◆ YOUR INSTRUCTIONS ◆
Which lines hold the word "heading"? Copy each of them.

── TASK INPUTS ──

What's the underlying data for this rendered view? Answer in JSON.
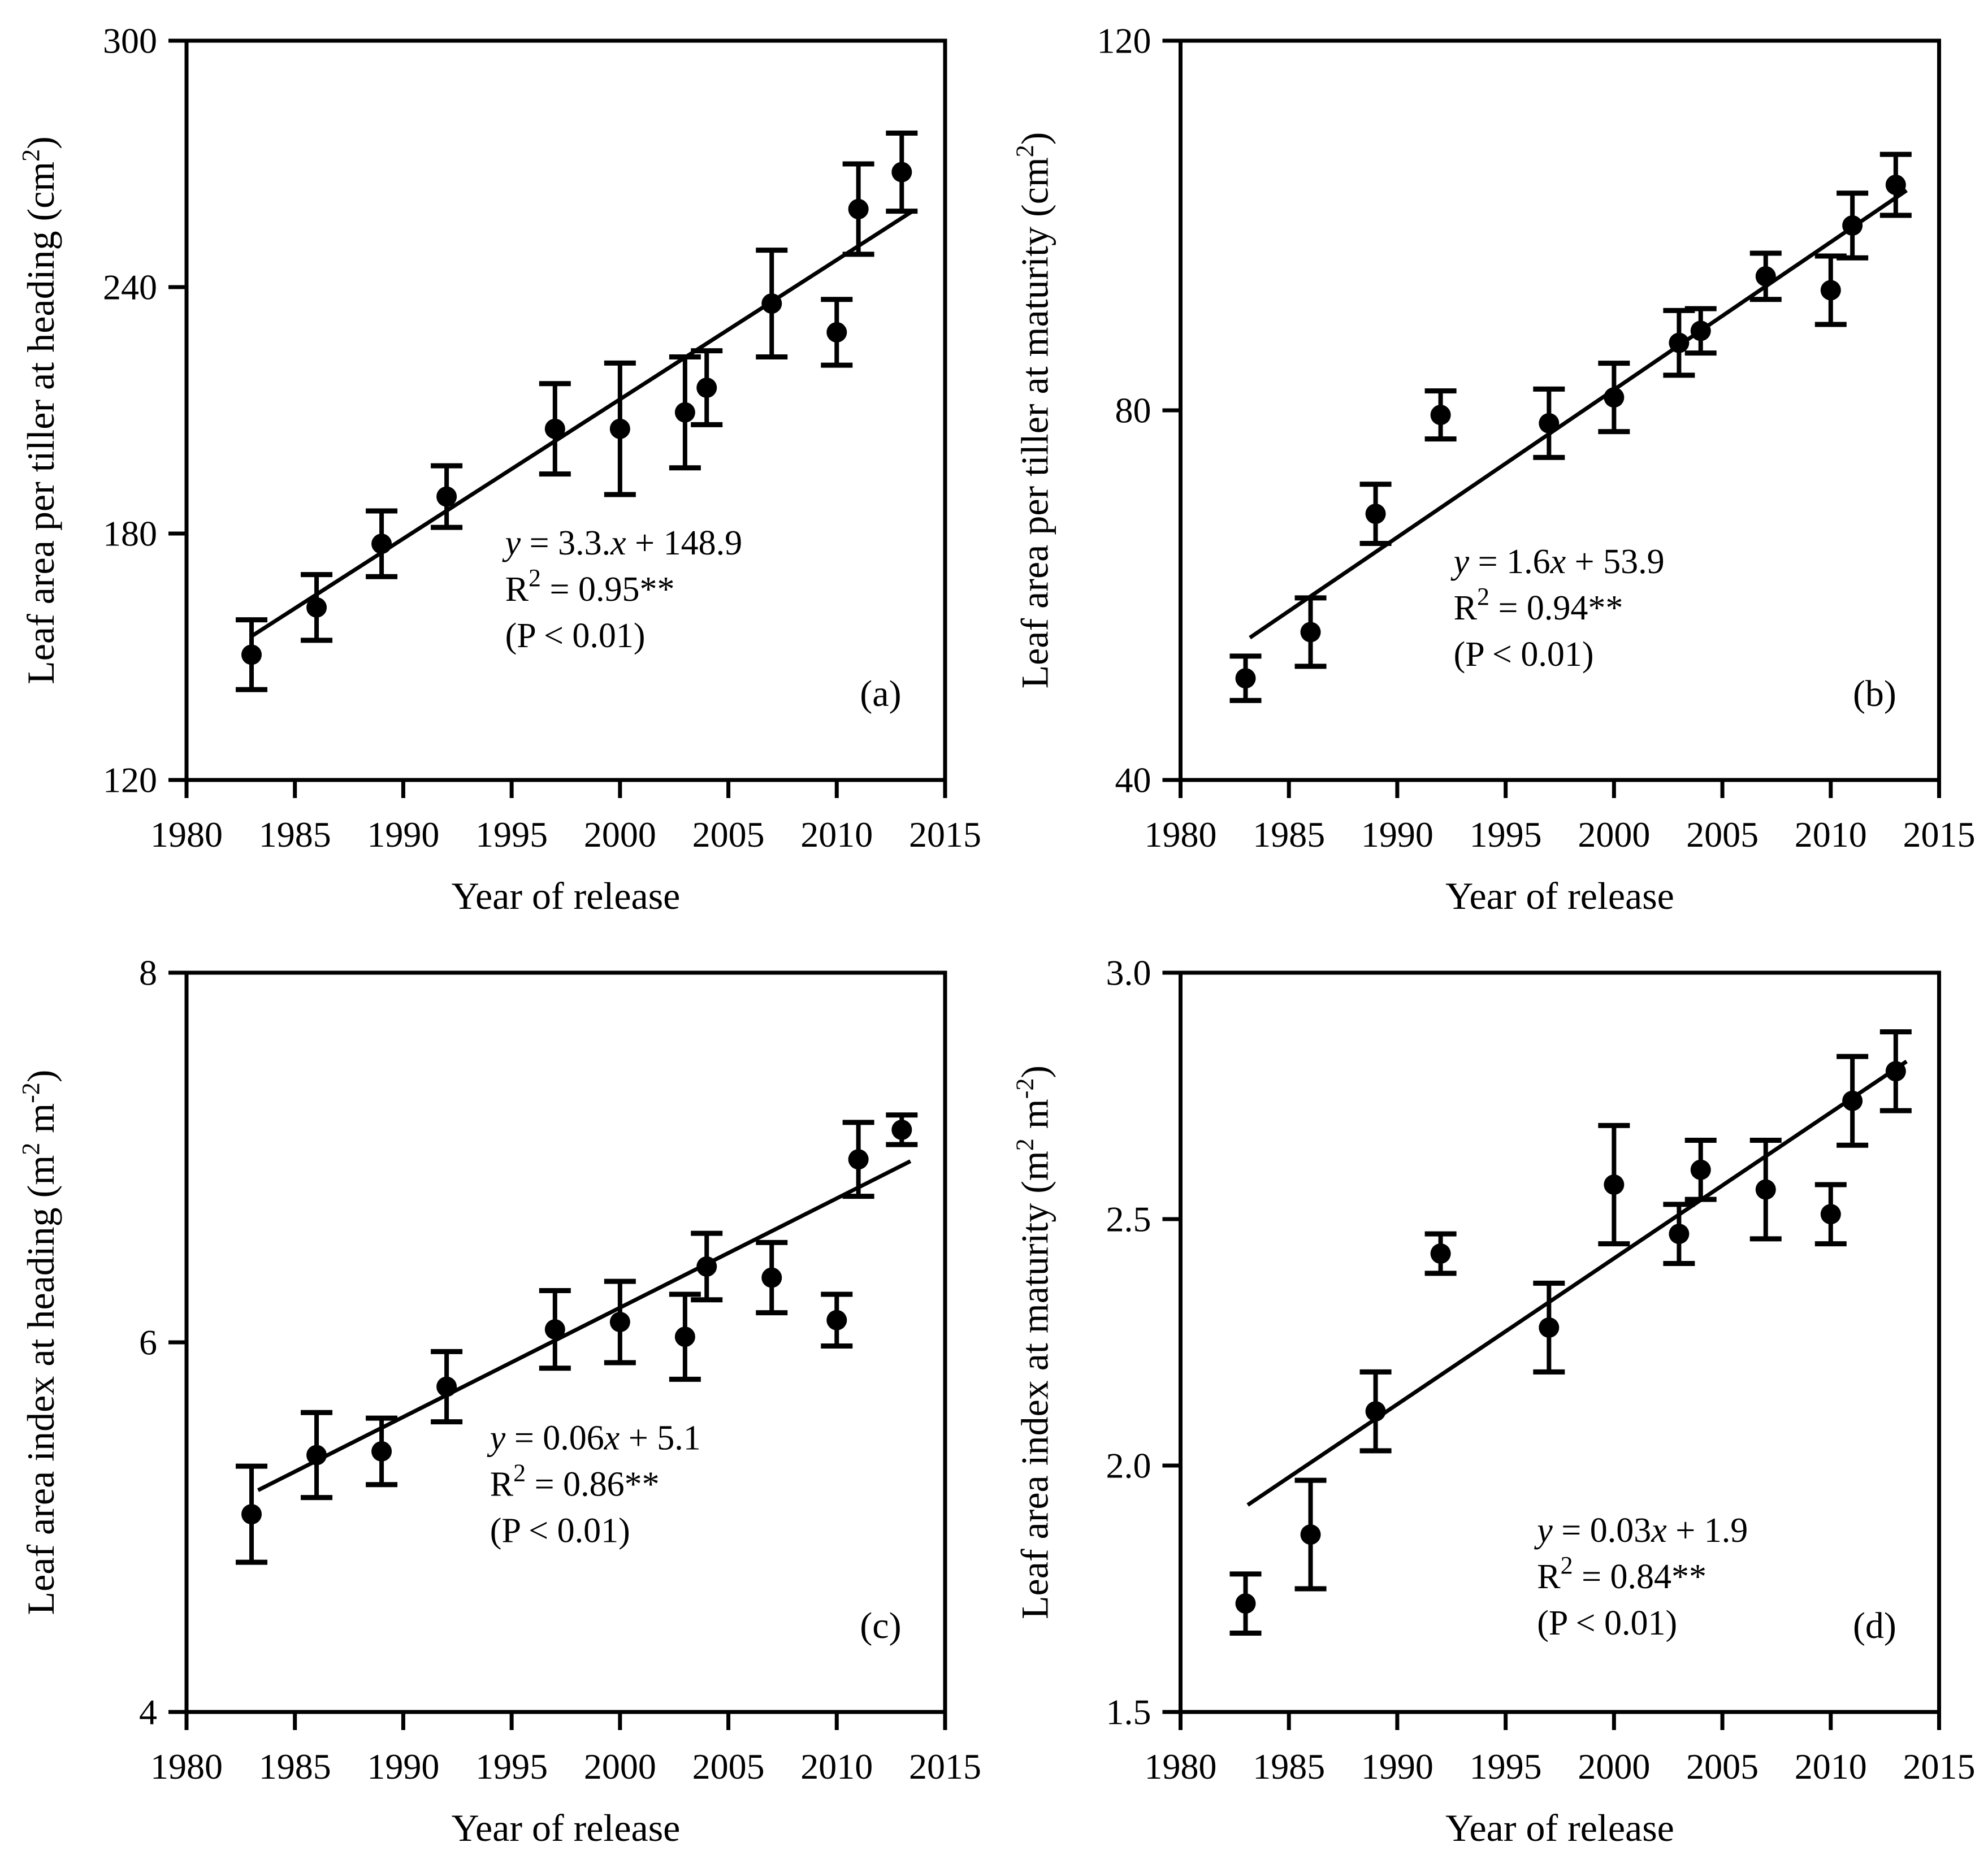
{
  "figure": {
    "background": "#ffffff",
    "ink_color": "#000000",
    "xlabel": "Year of release"
  },
  "chart_data": [
    {
      "type": "scatter",
      "panel_label": "(a)",
      "xlabel": "Year of release",
      "ylabel": "Leaf area per tiller at heading (cm2)",
      "ylabel_segments": [
        {
          "t": "Leaf area per tiller at heading (cm"
        },
        {
          "t": "2",
          "sup": true
        },
        {
          "t": ")"
        }
      ],
      "xlim": [
        1980,
        2015
      ],
      "ylim": [
        120,
        300
      ],
      "xticks": [
        {
          "v": 1980,
          "label": "1980"
        },
        {
          "v": 1985,
          "label": "1985"
        },
        {
          "v": 1990,
          "label": "1990"
        },
        {
          "v": 1995,
          "label": "1995"
        },
        {
          "v": 2000,
          "label": "2000"
        },
        {
          "v": 2005,
          "label": "2005"
        },
        {
          "v": 2010,
          "label": "2010"
        },
        {
          "v": 2015,
          "label": "2015"
        }
      ],
      "yticks": [
        {
          "v": 120,
          "label": "120"
        },
        {
          "v": 180,
          "label": "180"
        },
        {
          "v": 240,
          "label": "240"
        },
        {
          "v": 300,
          "label": "300"
        }
      ],
      "points": [
        {
          "x": 1983,
          "y": 150.5,
          "err": 8.5
        },
        {
          "x": 1986,
          "y": 162,
          "err": 8
        },
        {
          "x": 1989,
          "y": 177.5,
          "err": 8
        },
        {
          "x": 1992,
          "y": 189,
          "err": 7.5
        },
        {
          "x": 1997,
          "y": 205.5,
          "err": 11
        },
        {
          "x": 2000,
          "y": 205.5,
          "err": 16
        },
        {
          "x": 2003,
          "y": 209.5,
          "err": 13.5
        },
        {
          "x": 2004,
          "y": 215.5,
          "err": 9
        },
        {
          "x": 2007,
          "y": 236,
          "err": 13
        },
        {
          "x": 2010,
          "y": 229,
          "err": 8
        },
        {
          "x": 2011,
          "y": 259,
          "err": 11
        },
        {
          "x": 2013,
          "y": 268,
          "err": 9.5
        }
      ],
      "trend_line": {
        "x1": 1983,
        "y1": 155,
        "x2": 2013.5,
        "y2": 258.5
      },
      "equation_text": [
        "y = 3.3.x + 148.9",
        "R2 = 0.95**",
        "(P < 0.01)"
      ],
      "equation_lines": [
        [
          {
            "t": "y",
            "i": true
          },
          {
            "t": " = 3.3."
          },
          {
            "t": "x",
            "i": true
          },
          {
            "t": " + 148.9"
          }
        ],
        [
          {
            "t": "R"
          },
          {
            "t": "2",
            "sup": true
          },
          {
            "t": " = 0.95**"
          }
        ],
        [
          {
            "t": "(P < 0.01)"
          }
        ]
      ],
      "equation_pos": [
        0.42,
        0.695
      ]
    },
    {
      "type": "scatter",
      "panel_label": "(b)",
      "xlabel": "Year of release",
      "ylabel": "Leaf area per tiller at maturity (cm2)",
      "ylabel_segments": [
        {
          "t": "Leaf area per tiller at maturity (cm"
        },
        {
          "t": "2",
          "sup": true
        },
        {
          "t": ")"
        }
      ],
      "xlim": [
        1980,
        2015
      ],
      "ylim": [
        40,
        120
      ],
      "xticks": [
        {
          "v": 1980,
          "label": "1980"
        },
        {
          "v": 1985,
          "label": "1985"
        },
        {
          "v": 1990,
          "label": "1990"
        },
        {
          "v": 1995,
          "label": "1995"
        },
        {
          "v": 2000,
          "label": "2000"
        },
        {
          "v": 2005,
          "label": "2005"
        },
        {
          "v": 2010,
          "label": "2010"
        },
        {
          "v": 2015,
          "label": "2015"
        }
      ],
      "yticks": [
        {
          "v": 40,
          "label": "40"
        },
        {
          "v": 80,
          "label": "80"
        },
        {
          "v": 120,
          "label": "120"
        }
      ],
      "points": [
        {
          "x": 1983,
          "y": 51,
          "err": 2.4
        },
        {
          "x": 1986,
          "y": 56,
          "err": 3.7
        },
        {
          "x": 1989,
          "y": 68.8,
          "err": 3.2
        },
        {
          "x": 1992,
          "y": 79.5,
          "err": 2.6
        },
        {
          "x": 1997,
          "y": 78.6,
          "err": 3.7
        },
        {
          "x": 2000,
          "y": 81.4,
          "err": 3.7
        },
        {
          "x": 2003,
          "y": 87.3,
          "err": 3.5
        },
        {
          "x": 2004,
          "y": 88.6,
          "err": 2.4
        },
        {
          "x": 2007,
          "y": 94.5,
          "err": 2.5
        },
        {
          "x": 2010,
          "y": 93,
          "err": 3.7
        },
        {
          "x": 2011,
          "y": 100,
          "err": 3.5
        },
        {
          "x": 2013,
          "y": 104.4,
          "err": 3.3
        }
      ],
      "trend_line": {
        "x1": 1983.2,
        "y1": 55.4,
        "x2": 2013.5,
        "y2": 103.8
      },
      "equation_text": [
        "y = 1.6x + 53.9",
        "R2 = 0.94**",
        "(P < 0.01)"
      ],
      "equation_lines": [
        [
          {
            "t": "y",
            "i": true
          },
          {
            "t": " = 1.6"
          },
          {
            "t": "x",
            "i": true
          },
          {
            "t": " + 53.9"
          }
        ],
        [
          {
            "t": "R"
          },
          {
            "t": "2",
            "sup": true
          },
          {
            "t": " = 0.94**"
          }
        ],
        [
          {
            "t": "(P < 0.01)"
          }
        ]
      ],
      "equation_pos": [
        0.36,
        0.72
      ]
    },
    {
      "type": "scatter",
      "panel_label": "(c)",
      "xlabel": "Year of release",
      "ylabel": "Leaf area index at heading (m2 m-2)",
      "ylabel_segments": [
        {
          "t": "Leaf area index at heading (m"
        },
        {
          "t": "2",
          "sup": true
        },
        {
          "t": " m"
        },
        {
          "t": "-2",
          "sup": true
        },
        {
          "t": ")"
        }
      ],
      "xlim": [
        1980,
        2015
      ],
      "ylim": [
        4,
        8
      ],
      "xticks": [
        {
          "v": 1980,
          "label": "1980"
        },
        {
          "v": 1985,
          "label": "1985"
        },
        {
          "v": 1990,
          "label": "1990"
        },
        {
          "v": 1995,
          "label": "1995"
        },
        {
          "v": 2000,
          "label": "2000"
        },
        {
          "v": 2005,
          "label": "2005"
        },
        {
          "v": 2010,
          "label": "2010"
        },
        {
          "v": 2015,
          "label": "2015"
        }
      ],
      "yticks": [
        {
          "v": 4,
          "label": "4"
        },
        {
          "v": 6,
          "label": "6"
        },
        {
          "v": 8,
          "label": "8"
        }
      ],
      "points": [
        {
          "x": 1983,
          "y": 5.07,
          "err": 0.26
        },
        {
          "x": 1986,
          "y": 5.39,
          "err": 0.23
        },
        {
          "x": 1989,
          "y": 5.41,
          "err": 0.18
        },
        {
          "x": 1992,
          "y": 5.76,
          "err": 0.19
        },
        {
          "x": 1997,
          "y": 6.07,
          "err": 0.21
        },
        {
          "x": 2000,
          "y": 6.11,
          "err": 0.22
        },
        {
          "x": 2003,
          "y": 6.03,
          "err": 0.23
        },
        {
          "x": 2004,
          "y": 6.41,
          "err": 0.18
        },
        {
          "x": 2007,
          "y": 6.35,
          "err": 0.19
        },
        {
          "x": 2010,
          "y": 6.12,
          "err": 0.14
        },
        {
          "x": 2011,
          "y": 6.99,
          "err": 0.2
        },
        {
          "x": 2013,
          "y": 7.15,
          "err": 0.08
        }
      ],
      "trend_line": {
        "x1": 1983.3,
        "y1": 5.2,
        "x2": 2013.4,
        "y2": 6.98
      },
      "equation_text": [
        "y = 0.06x + 5.1",
        "R2 = 0.86**",
        "(P < 0.01)"
      ],
      "equation_lines": [
        [
          {
            "t": "y",
            "i": true
          },
          {
            "t": " = 0.06"
          },
          {
            "t": "x",
            "i": true
          },
          {
            "t": " + 5.1"
          }
        ],
        [
          {
            "t": "R"
          },
          {
            "t": "2",
            "sup": true
          },
          {
            "t": " = 0.86**"
          }
        ],
        [
          {
            "t": "(P < 0.01)"
          }
        ]
      ],
      "equation_pos": [
        0.4,
        0.645
      ]
    },
    {
      "type": "scatter",
      "panel_label": "(d)",
      "xlabel": "Year of release",
      "ylabel": "Leaf area index at maturity (m2 m-2)",
      "ylabel_segments": [
        {
          "t": "Leaf area index at maturity (m"
        },
        {
          "t": "2",
          "sup": true
        },
        {
          "t": " m"
        },
        {
          "t": "-2",
          "sup": true
        },
        {
          "t": ")"
        }
      ],
      "xlim": [
        1980,
        2015
      ],
      "ylim": [
        1.5,
        3.0
      ],
      "xticks": [
        {
          "v": 1980,
          "label": "1980"
        },
        {
          "v": 1985,
          "label": "1985"
        },
        {
          "v": 1990,
          "label": "1990"
        },
        {
          "v": 1995,
          "label": "1995"
        },
        {
          "v": 2000,
          "label": "2000"
        },
        {
          "v": 2005,
          "label": "2005"
        },
        {
          "v": 2010,
          "label": "2010"
        },
        {
          "v": 2015,
          "label": "2015"
        }
      ],
      "yticks": [
        {
          "v": 1.5,
          "label": "1.5"
        },
        {
          "v": 2.0,
          "label": "2.0"
        },
        {
          "v": 2.5,
          "label": "2.5"
        },
        {
          "v": 3.0,
          "label": "3.0"
        }
      ],
      "points": [
        {
          "x": 1983,
          "y": 1.72,
          "err": 0.06
        },
        {
          "x": 1986,
          "y": 1.86,
          "err": 0.11
        },
        {
          "x": 1989,
          "y": 2.11,
          "err": 0.08
        },
        {
          "x": 1992,
          "y": 2.43,
          "err": 0.04
        },
        {
          "x": 1997,
          "y": 2.28,
          "err": 0.09
        },
        {
          "x": 2000,
          "y": 2.57,
          "err": 0.12
        },
        {
          "x": 2003,
          "y": 2.47,
          "err": 0.06
        },
        {
          "x": 2004,
          "y": 2.6,
          "err": 0.06
        },
        {
          "x": 2007,
          "y": 2.56,
          "err": 0.1
        },
        {
          "x": 2010,
          "y": 2.51,
          "err": 0.06
        },
        {
          "x": 2011,
          "y": 2.74,
          "err": 0.09
        },
        {
          "x": 2013,
          "y": 2.8,
          "err": 0.08
        }
      ],
      "trend_line": {
        "x1": 1983.1,
        "y1": 1.92,
        "x2": 2013.5,
        "y2": 2.82
      },
      "equation_text": [
        "y = 0.03x + 1.9",
        "R2 = 0.84**",
        "(P < 0.01)"
      ],
      "equation_lines": [
        [
          {
            "t": "y",
            "i": true
          },
          {
            "t": " = 0.03"
          },
          {
            "t": "x",
            "i": true
          },
          {
            "t": " + 1.9"
          }
        ],
        [
          {
            "t": "R"
          },
          {
            "t": "2",
            "sup": true
          },
          {
            "t": " = 0.84**"
          }
        ],
        [
          {
            "t": "(P < 0.01)"
          }
        ]
      ],
      "equation_pos": [
        0.47,
        0.77
      ]
    }
  ]
}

───

◆ THE ANSWER ◆
      "ylabel": "Leaf area per tiller at heading (cm2)",
          "t": "Leaf area per tiller at heading (cm"
      "ylabel": "Leaf area index at heading (m2 m-2)",
          "t": "Leaf area index at heading (m"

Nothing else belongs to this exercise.